**RECORDS**

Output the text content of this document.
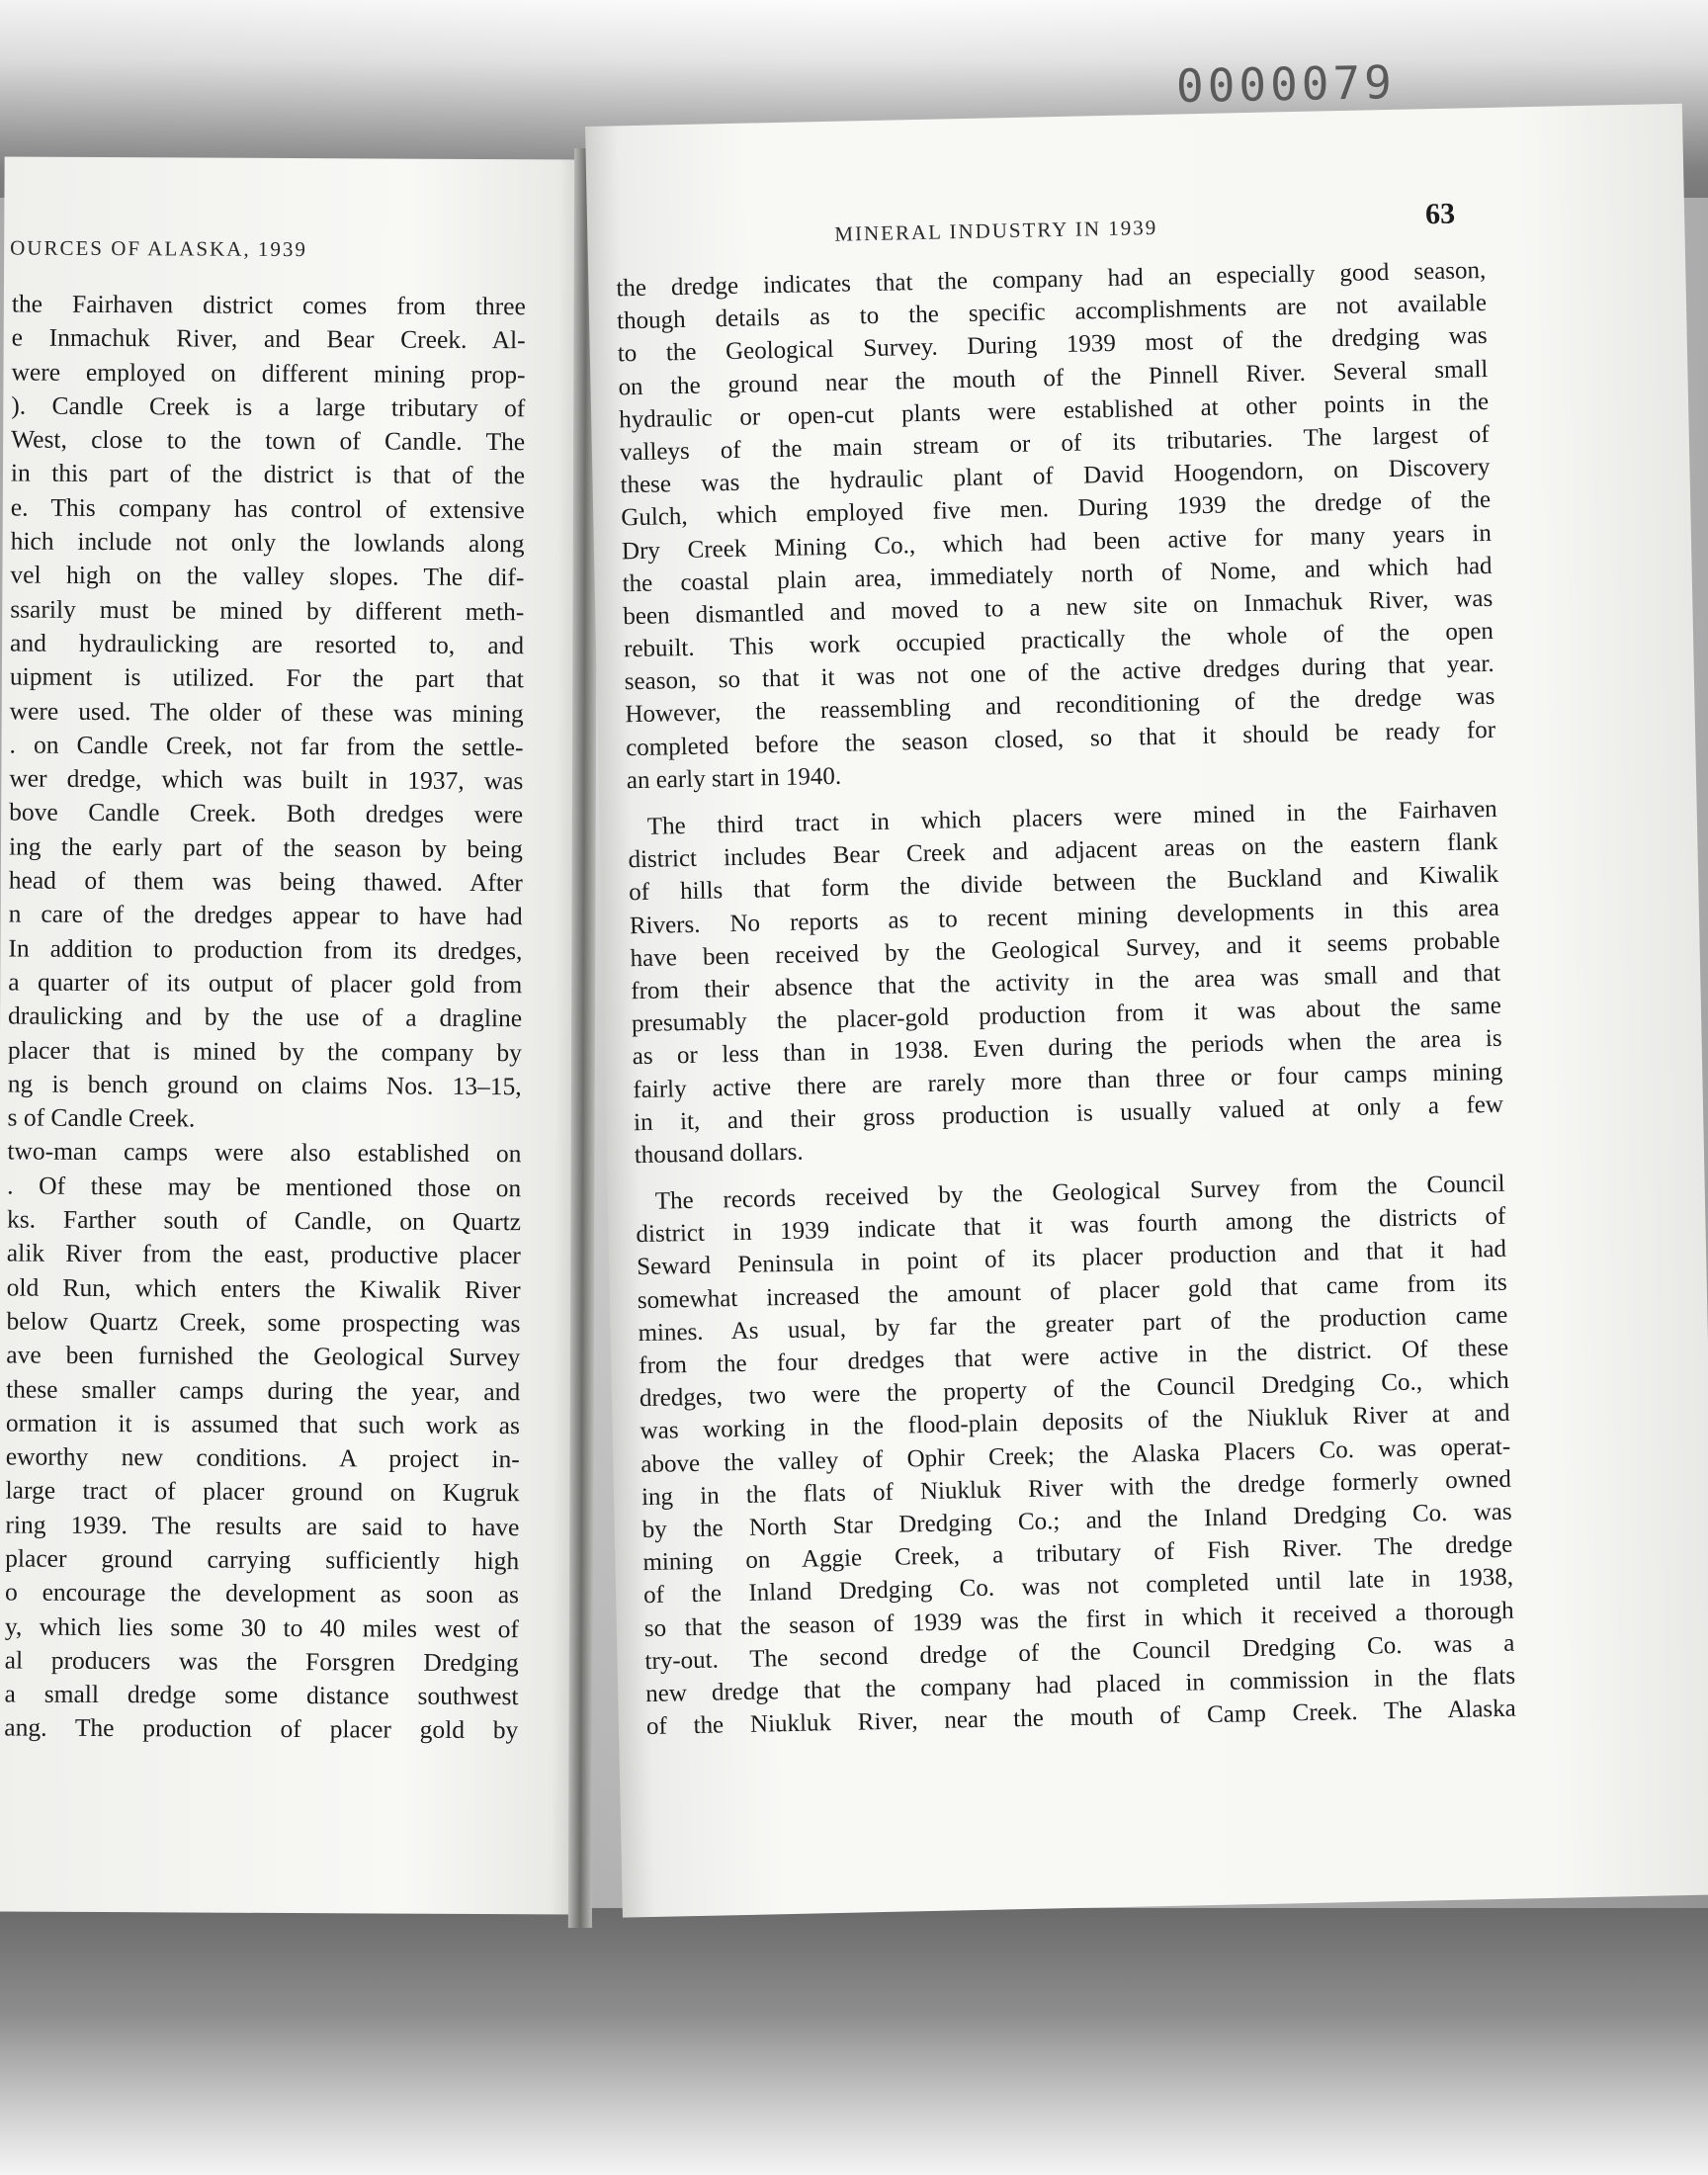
0000079
OURCES OF ALASKA, 1939
the Fairhaven district comes from three
e Inmachuk River, and Bear Creek. Al-
were employed on different mining prop-
). Candle Creek is a large tributary of
West, close to the town of Candle. The
in this part of the district is that of the
e. This company has control of extensive
hich include not only the lowlands along
vel high on the valley slopes. The dif-
ssarily must be mined by different meth-
and hydraulicking are resorted to, and
uipment is utilized. For the part that
were used. The older of these was mining
. on Candle Creek, not far from the settle-
wer dredge, which was built in 1937, was
bove Candle Creek. Both dredges were
ing the early part of the season by being
head of them was being thawed. After
n care of the dredges appear to have had
In addition to production from its dredges,
a quarter of its output of placer gold from
draulicking and by the use of a dragline
placer that is mined by the company by
ng is bench ground on claims Nos. 13–15,
s of Candle Creek.
two-man camps were also established on
. Of these may be mentioned those on
ks. Farther south of Candle, on Quartz
alik River from the east, productive placer
old Run, which enters the Kiwalik River
below Quartz Creek, some prospecting was
ave been furnished the Geological Survey
these smaller camps during the year, and
ormation it is assumed that such work as
eworthy new conditions. A project in-
large tract of placer ground on Kugruk
ring 1939. The results are said to have
placer ground carrying sufficiently high
o encourage the development as soon as
y, which lies some 30 to 40 miles west of
al producers was the Forsgren Dredging
a small dredge some distance southwest
ang. The production of placer gold by
MINERAL INDUSTRY IN 1939
63
the dredge indicates that the company had an especially good season,
though details as to the specific accomplishments are not available
to the Geological Survey. During 1939 most of the dredging was
on the ground near the mouth of the Pinnell River. Several small
hydraulic or open-cut plants were established at other points in the
valleys of the main stream or of its tributaries. The largest of
these was the hydraulic plant of David Hoogendorn, on Discovery
Gulch, which employed five men. During 1939 the dredge of the
Dry Creek Mining Co., which had been active for many years in
the coastal plain area, immediately north of Nome, and which had
been dismantled and moved to a new site on Inmachuk River, was
rebuilt. This work occupied practically the whole of the open
season, so that it was not one of the active dredges during that year.
However, the reassembling and reconditioning of the dredge was
completed before the season closed, so that it should be ready for
an early start in 1940.
The third tract in which placers were mined in the Fairhaven
district includes Bear Creek and adjacent areas on the eastern flank
of hills that form the divide between the Buckland and Kiwalik
Rivers. No reports as to recent mining developments in this area
have been received by the Geological Survey, and it seems probable
from their absence that the activity in the area was small and that
presumably the placer-gold production from it was about the same
as or less than in 1938. Even during the periods when the area is
fairly active there are rarely more than three or four camps mining
in it, and their gross production is usually valued at only a few
thousand dollars.
The records received by the Geological Survey from the Council
district in 1939 indicate that it was fourth among the districts of
Seward Peninsula in point of its placer production and that it had
somewhat increased the amount of placer gold that came from its
mines. As usual, by far the greater part of the production came
from the four dredges that were active in the district. Of these
dredges, two were the property of the Council Dredging Co., which
was working in the flood-plain deposits of the Niukluk River at and
above the valley of Ophir Creek; the Alaska Placers Co. was operat-
ing in the flats of Niukluk River with the dredge formerly owned
by the North Star Dredging Co.; and the Inland Dredging Co. was
mining on Aggie Creek, a tributary of Fish River. The dredge
of the Inland Dredging Co. was not completed until late in 1938,
so that the season of 1939 was the first in which it received a thorough
try-out. The second dredge of the Council Dredging Co. was a
new dredge that the company had placed in commission in the flats
of the Niukluk River, near the mouth of Camp Creek. The Alaska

**DIRECTIONS FOR THIS TASK**
Transcribe all the data word for word; the images stay out.

**OUTPUT**
Output the text content of this document.
0000079
OURCES OF ALASKA, 1939
the Fairhaven district comes from three
e Inmachuk River, and Bear Creek. Al-
were employed on different mining prop-
). Candle Creek is a large tributary of
West, close to the town of Candle. The
in this part of the district is that of the
e. This company has control of extensive
hich include not only the lowlands along
vel high on the valley slopes. The dif-
ssarily must be mined by different meth-
and hydraulicking are resorted to, and
uipment is utilized. For the part that
were used. The older of these was mining
. on Candle Creek, not far from the settle-
wer dredge, which was built in 1937, was
bove Candle Creek. Both dredges were
ing the early part of the season by being
head of them was being thawed. After
n care of the dredges appear to have had
In addition to production from its dredges,
a quarter of its output of placer gold from
draulicking and by the use of a dragline
placer that is mined by the company by
ng is bench ground on claims Nos. 13–15,
s of Candle Creek.
two-man camps were also established on
. Of these may be mentioned those on
ks. Farther south of Candle, on Quartz
alik River from the east, productive placer
old Run, which enters the Kiwalik River
below Quartz Creek, some prospecting was
ave been furnished the Geological Survey
these smaller camps during the year, and
ormation it is assumed that such work as
eworthy new conditions. A project in-
large tract of placer ground on Kugruk
ring 1939. The results are said to have
placer ground carrying sufficiently high
o encourage the development as soon as
y, which lies some 30 to 40 miles west of
al producers was the Forsgren Dredging
a small dredge some distance southwest
ang. The production of placer gold by
MINERAL INDUSTRY IN 1939
63
the dredge indicates that the company had an especially good season,
though details as to the specific accomplishments are not available
to the Geological Survey. During 1939 most of the dredging was
on the ground near the mouth of the Pinnell River. Several small
hydraulic or open-cut plants were established at other points in the
valleys of the main stream or of its tributaries. The largest of
these was the hydraulic plant of David Hoogendorn, on Discovery
Gulch, which employed five men. During 1939 the dredge of the
Dry Creek Mining Co., which had been active for many years in
the coastal plain area, immediately north of Nome, and which had
been dismantled and moved to a new site on Inmachuk River, was
rebuilt. This work occupied practically the whole of the open
season, so that it was not one of the active dredges during that year.
However, the reassembling and reconditioning of the dredge was
completed before the season closed, so that it should be ready for
an early start in 1940.
The third tract in which placers were mined in the Fairhaven
district includes Bear Creek and adjacent areas on the eastern flank
of hills that form the divide between the Buckland and Kiwalik
Rivers. No reports as to recent mining developments in this area
have been received by the Geological Survey, and it seems probable
from their absence that the activity in the area was small and that
presumably the placer-gold production from it was about the same
as or less than in 1938. Even during the periods when the area is
fairly active there are rarely more than three or four camps mining
in it, and their gross production is usually valued at only a few
thousand dollars.
The records received by the Geological Survey from the Council
district in 1939 indicate that it was fourth among the districts of
Seward Peninsula in point of its placer production and that it had
somewhat increased the amount of placer gold that came from its
mines. As usual, by far the greater part of the production came
from the four dredges that were active in the district. Of these
dredges, two were the property of the Council Dredging Co., which
was working in the flood-plain deposits of the Niukluk River at and
above the valley of Ophir Creek; the Alaska Placers Co. was operat-
ing in the flats of Niukluk River with the dredge formerly owned
by the North Star Dredging Co.; and the Inland Dredging Co. was
mining on Aggie Creek, a tributary of Fish River. The dredge
of the Inland Dredging Co. was not completed until late in 1938,
so that the season of 1939 was the first in which it received a thorough
try-out. The second dredge of the Council Dredging Co. was a
new dredge that the company had placed in commission in the flats
of the Niukluk River, near the mouth of Camp Creek. The Alaska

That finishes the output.